Layout region records -
══════════

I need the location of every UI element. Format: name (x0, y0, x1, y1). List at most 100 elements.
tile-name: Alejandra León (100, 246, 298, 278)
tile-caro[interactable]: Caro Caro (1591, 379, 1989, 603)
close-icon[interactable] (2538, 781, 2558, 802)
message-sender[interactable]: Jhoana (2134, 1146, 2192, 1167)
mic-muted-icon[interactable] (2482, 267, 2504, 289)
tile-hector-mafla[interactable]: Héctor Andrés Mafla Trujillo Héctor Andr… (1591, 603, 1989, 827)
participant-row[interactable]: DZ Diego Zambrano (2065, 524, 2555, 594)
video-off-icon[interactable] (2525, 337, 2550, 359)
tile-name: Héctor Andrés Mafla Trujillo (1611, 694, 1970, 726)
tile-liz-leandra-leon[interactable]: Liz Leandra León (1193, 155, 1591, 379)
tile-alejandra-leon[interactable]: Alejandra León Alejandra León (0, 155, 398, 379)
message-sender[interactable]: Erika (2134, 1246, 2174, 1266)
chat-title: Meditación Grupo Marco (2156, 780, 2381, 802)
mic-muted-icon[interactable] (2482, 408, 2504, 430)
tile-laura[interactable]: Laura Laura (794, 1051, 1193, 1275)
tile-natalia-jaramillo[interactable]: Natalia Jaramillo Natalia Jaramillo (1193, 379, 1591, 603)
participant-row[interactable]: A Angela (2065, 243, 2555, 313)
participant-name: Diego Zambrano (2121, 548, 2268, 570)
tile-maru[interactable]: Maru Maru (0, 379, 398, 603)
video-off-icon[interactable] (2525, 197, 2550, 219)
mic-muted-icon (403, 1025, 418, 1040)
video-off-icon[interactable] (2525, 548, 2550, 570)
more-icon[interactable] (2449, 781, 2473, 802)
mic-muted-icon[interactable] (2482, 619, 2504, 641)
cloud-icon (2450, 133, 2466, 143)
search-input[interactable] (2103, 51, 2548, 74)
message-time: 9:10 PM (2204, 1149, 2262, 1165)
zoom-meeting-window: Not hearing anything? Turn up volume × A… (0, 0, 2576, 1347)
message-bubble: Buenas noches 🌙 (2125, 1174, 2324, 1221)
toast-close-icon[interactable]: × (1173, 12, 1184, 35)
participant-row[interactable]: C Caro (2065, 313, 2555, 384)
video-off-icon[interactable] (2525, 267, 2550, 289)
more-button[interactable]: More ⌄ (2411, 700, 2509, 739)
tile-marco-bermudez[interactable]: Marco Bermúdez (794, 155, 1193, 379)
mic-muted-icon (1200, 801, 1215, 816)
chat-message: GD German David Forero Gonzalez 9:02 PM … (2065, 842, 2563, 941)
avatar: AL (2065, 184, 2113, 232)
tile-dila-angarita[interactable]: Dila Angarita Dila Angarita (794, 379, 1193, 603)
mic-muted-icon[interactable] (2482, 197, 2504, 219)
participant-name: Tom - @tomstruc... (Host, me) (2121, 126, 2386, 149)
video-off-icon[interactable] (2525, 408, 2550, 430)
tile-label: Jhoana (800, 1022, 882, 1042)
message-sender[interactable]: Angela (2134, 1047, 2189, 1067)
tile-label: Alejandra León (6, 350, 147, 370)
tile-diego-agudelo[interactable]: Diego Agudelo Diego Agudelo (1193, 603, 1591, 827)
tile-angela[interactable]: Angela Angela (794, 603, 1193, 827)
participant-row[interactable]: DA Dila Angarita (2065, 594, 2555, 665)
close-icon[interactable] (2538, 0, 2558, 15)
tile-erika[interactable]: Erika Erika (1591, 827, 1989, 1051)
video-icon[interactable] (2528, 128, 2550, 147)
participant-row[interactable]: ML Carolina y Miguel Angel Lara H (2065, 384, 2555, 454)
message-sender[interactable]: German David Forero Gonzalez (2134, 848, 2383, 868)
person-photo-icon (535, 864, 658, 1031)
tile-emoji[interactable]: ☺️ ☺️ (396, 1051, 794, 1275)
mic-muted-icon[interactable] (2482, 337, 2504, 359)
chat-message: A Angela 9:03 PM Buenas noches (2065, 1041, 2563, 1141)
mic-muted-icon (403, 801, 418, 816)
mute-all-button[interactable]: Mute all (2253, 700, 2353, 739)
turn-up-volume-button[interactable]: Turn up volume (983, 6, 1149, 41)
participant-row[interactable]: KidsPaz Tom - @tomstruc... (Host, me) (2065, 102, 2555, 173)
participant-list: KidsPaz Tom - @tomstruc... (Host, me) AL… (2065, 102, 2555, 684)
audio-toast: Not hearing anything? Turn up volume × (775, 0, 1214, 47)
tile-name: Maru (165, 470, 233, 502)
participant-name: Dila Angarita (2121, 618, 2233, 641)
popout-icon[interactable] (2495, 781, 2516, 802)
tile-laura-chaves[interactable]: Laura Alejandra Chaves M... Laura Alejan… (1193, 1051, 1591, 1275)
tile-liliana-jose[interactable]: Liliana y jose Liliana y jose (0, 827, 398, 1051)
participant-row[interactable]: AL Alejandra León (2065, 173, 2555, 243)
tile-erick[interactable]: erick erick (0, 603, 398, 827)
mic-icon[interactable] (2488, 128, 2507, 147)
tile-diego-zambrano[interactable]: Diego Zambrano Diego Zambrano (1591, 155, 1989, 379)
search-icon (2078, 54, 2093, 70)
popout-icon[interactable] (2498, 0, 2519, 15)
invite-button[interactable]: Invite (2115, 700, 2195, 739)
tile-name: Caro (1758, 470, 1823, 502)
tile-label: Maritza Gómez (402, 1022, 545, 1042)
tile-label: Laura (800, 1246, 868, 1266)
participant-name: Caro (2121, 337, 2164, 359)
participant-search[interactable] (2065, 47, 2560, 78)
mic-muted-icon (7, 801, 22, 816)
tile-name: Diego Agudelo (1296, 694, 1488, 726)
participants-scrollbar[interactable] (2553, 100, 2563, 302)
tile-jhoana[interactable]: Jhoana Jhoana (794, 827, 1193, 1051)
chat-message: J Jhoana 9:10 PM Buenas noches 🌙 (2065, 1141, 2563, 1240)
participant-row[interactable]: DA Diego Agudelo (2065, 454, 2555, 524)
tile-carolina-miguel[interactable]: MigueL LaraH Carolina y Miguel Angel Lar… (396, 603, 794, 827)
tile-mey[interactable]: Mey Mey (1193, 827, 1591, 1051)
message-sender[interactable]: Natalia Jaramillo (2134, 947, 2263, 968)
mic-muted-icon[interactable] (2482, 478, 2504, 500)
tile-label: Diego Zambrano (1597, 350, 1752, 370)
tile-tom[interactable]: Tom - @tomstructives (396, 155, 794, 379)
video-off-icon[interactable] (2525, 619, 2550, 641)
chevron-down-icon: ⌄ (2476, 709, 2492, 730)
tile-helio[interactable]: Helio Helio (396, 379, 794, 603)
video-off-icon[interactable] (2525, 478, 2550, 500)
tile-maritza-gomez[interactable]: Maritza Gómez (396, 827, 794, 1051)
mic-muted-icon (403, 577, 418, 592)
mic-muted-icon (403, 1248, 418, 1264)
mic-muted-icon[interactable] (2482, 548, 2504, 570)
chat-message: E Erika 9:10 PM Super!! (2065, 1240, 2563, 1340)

══════════

Rewrite all of the lines above, changing every "video-off-icon" to "camera-off-icon" and leaving everything else as it is.

I need the location of every UI element. Format: name (x0, y0, x1, y1). List at most 100 elements.
tile-name: Alejandra León (100, 246, 298, 278)
tile-caro[interactable]: Caro Caro (1591, 379, 1989, 603)
close-icon[interactable] (2538, 781, 2558, 802)
message-sender[interactable]: Jhoana (2134, 1146, 2192, 1167)
mic-muted-icon[interactable] (2482, 267, 2504, 289)
tile-hector-mafla[interactable]: Héctor Andrés Mafla Trujillo Héctor Andr… (1591, 603, 1989, 827)
participant-row[interactable]: DZ Diego Zambrano (2065, 524, 2555, 594)
camera-off-icon[interactable] (2525, 337, 2550, 359)
tile-name: Héctor Andrés Mafla Trujillo (1611, 694, 1970, 726)
tile-liz-leandra-leon[interactable]: Liz Leandra León (1193, 155, 1591, 379)
tile-alejandra-leon[interactable]: Alejandra León Alejandra León (0, 155, 398, 379)
message-sender[interactable]: Erika (2134, 1246, 2174, 1266)
chat-title: Meditación Grupo Marco (2156, 780, 2381, 802)
mic-muted-icon[interactable] (2482, 408, 2504, 430)
tile-laura[interactable]: Laura Laura (794, 1051, 1193, 1275)
tile-natalia-jaramillo[interactable]: Natalia Jaramillo Natalia Jaramillo (1193, 379, 1591, 603)
participant-row[interactable]: A Angela (2065, 243, 2555, 313)
participant-name: Diego Zambrano (2121, 548, 2268, 570)
tile-maru[interactable]: Maru Maru (0, 379, 398, 603)
camera-off-icon[interactable] (2525, 197, 2550, 219)
mic-muted-icon (403, 1025, 418, 1040)
camera-off-icon[interactable] (2525, 548, 2550, 570)
more-icon[interactable] (2449, 781, 2473, 802)
mic-muted-icon[interactable] (2482, 619, 2504, 641)
cloud-icon (2450, 133, 2466, 143)
search-input[interactable] (2103, 51, 2548, 74)
message-time: 9:10 PM (2204, 1149, 2262, 1165)
zoom-meeting-window: Not hearing anything? Turn up volume × A… (0, 0, 2576, 1347)
message-bubble: Buenas noches 🌙 (2125, 1174, 2324, 1221)
toast-close-icon[interactable]: × (1173, 12, 1184, 35)
participant-row[interactable]: C Caro (2065, 313, 2555, 384)
camera-off-icon[interactable] (2525, 267, 2550, 289)
more-button[interactable]: More ⌄ (2411, 700, 2509, 739)
tile-marco-bermudez[interactable]: Marco Bermúdez (794, 155, 1193, 379)
mic-muted-icon (1200, 801, 1215, 816)
chat-message: GD German David Forero Gonzalez 9:02 PM … (2065, 842, 2563, 941)
avatar: AL (2065, 184, 2113, 232)
tile-dila-angarita[interactable]: Dila Angarita Dila Angarita (794, 379, 1193, 603)
mic-muted-icon[interactable] (2482, 197, 2504, 219)
participant-name: Tom - @tomstruc... (Host, me) (2121, 126, 2386, 149)
camera-off-icon[interactable] (2525, 408, 2550, 430)
tile-label: Jhoana (800, 1022, 882, 1042)
message-sender[interactable]: Angela (2134, 1047, 2189, 1067)
tile-label: Alejandra León (6, 350, 147, 370)
tile-diego-agudelo[interactable]: Diego Agudelo Diego Agudelo (1193, 603, 1591, 827)
tile-angela[interactable]: Angela Angela (794, 603, 1193, 827)
participant-row[interactable]: DA Dila Angarita (2065, 594, 2555, 665)
close-icon[interactable] (2538, 0, 2558, 15)
tile-erika[interactable]: Erika Erika (1591, 827, 1989, 1051)
video-icon[interactable] (2528, 128, 2550, 147)
participant-row[interactable]: ML Carolina y Miguel Angel Lara H (2065, 384, 2555, 454)
message-sender[interactable]: German David Forero Gonzalez (2134, 848, 2383, 868)
person-photo-icon (535, 864, 658, 1031)
tile-emoji[interactable]: ☺️ ☺️ (396, 1051, 794, 1275)
mic-muted-icon[interactable] (2482, 337, 2504, 359)
chat-message: A Angela 9:03 PM Buenas noches (2065, 1041, 2563, 1141)
mic-muted-icon (403, 801, 418, 816)
mute-all-button[interactable]: Mute all (2253, 700, 2353, 739)
turn-up-volume-button[interactable]: Turn up volume (983, 6, 1149, 41)
participant-row[interactable]: KidsPaz Tom - @tomstruc... (Host, me) (2065, 102, 2555, 173)
participant-list: KidsPaz Tom - @tomstruc... (Host, me) AL… (2065, 102, 2555, 684)
audio-toast: Not hearing anything? Turn up volume × (775, 0, 1214, 47)
tile-name: Maru (165, 470, 233, 502)
participant-name: Dila Angarita (2121, 618, 2233, 641)
popout-icon[interactable] (2495, 781, 2516, 802)
tile-laura-chaves[interactable]: Laura Alejandra Chaves M... Laura Alejan… (1193, 1051, 1591, 1275)
tile-liliana-jose[interactable]: Liliana y jose Liliana y jose (0, 827, 398, 1051)
participant-row[interactable]: AL Alejandra León (2065, 173, 2555, 243)
tile-erick[interactable]: erick erick (0, 603, 398, 827)
mic-icon[interactable] (2488, 128, 2507, 147)
tile-diego-zambrano[interactable]: Diego Zambrano Diego Zambrano (1591, 155, 1989, 379)
search-icon (2078, 54, 2093, 70)
popout-icon[interactable] (2498, 0, 2519, 15)
invite-button[interactable]: Invite (2115, 700, 2195, 739)
tile-name: Caro (1758, 470, 1823, 502)
tile-label: Maritza Gómez (402, 1022, 545, 1042)
tile-label: Laura (800, 1246, 868, 1266)
participant-name: Caro (2121, 337, 2164, 359)
participant-search[interactable] (2065, 47, 2560, 78)
mic-muted-icon (7, 801, 22, 816)
tile-name: Diego Agudelo (1296, 694, 1488, 726)
participants-scrollbar[interactable] (2553, 100, 2563, 302)
tile-jhoana[interactable]: Jhoana Jhoana (794, 827, 1193, 1051)
chat-message: J Jhoana 9:10 PM Buenas noches 🌙 (2065, 1141, 2563, 1240)
participant-row[interactable]: DA Diego Agudelo (2065, 454, 2555, 524)
tile-carolina-miguel[interactable]: MigueL LaraH Carolina y Miguel Angel Lar… (396, 603, 794, 827)
tile-mey[interactable]: Mey Mey (1193, 827, 1591, 1051)
message-sender[interactable]: Natalia Jaramillo (2134, 947, 2263, 968)
mic-muted-icon[interactable] (2482, 478, 2504, 500)
tile-label: Diego Zambrano (1597, 350, 1752, 370)
tile-tom[interactable]: Tom - @tomstructives (396, 155, 794, 379)
camera-off-icon[interactable] (2525, 619, 2550, 641)
chevron-down-icon: ⌄ (2476, 709, 2492, 730)
tile-helio[interactable]: Helio Helio (396, 379, 794, 603)
camera-off-icon[interactable] (2525, 478, 2550, 500)
tile-maritza-gomez[interactable]: Maritza Gómez (396, 827, 794, 1051)
mic-muted-icon (403, 577, 418, 592)
mic-muted-icon (403, 1248, 418, 1264)
mic-muted-icon[interactable] (2482, 548, 2504, 570)
chat-message: E Erika 9:10 PM Super!! (2065, 1240, 2563, 1340)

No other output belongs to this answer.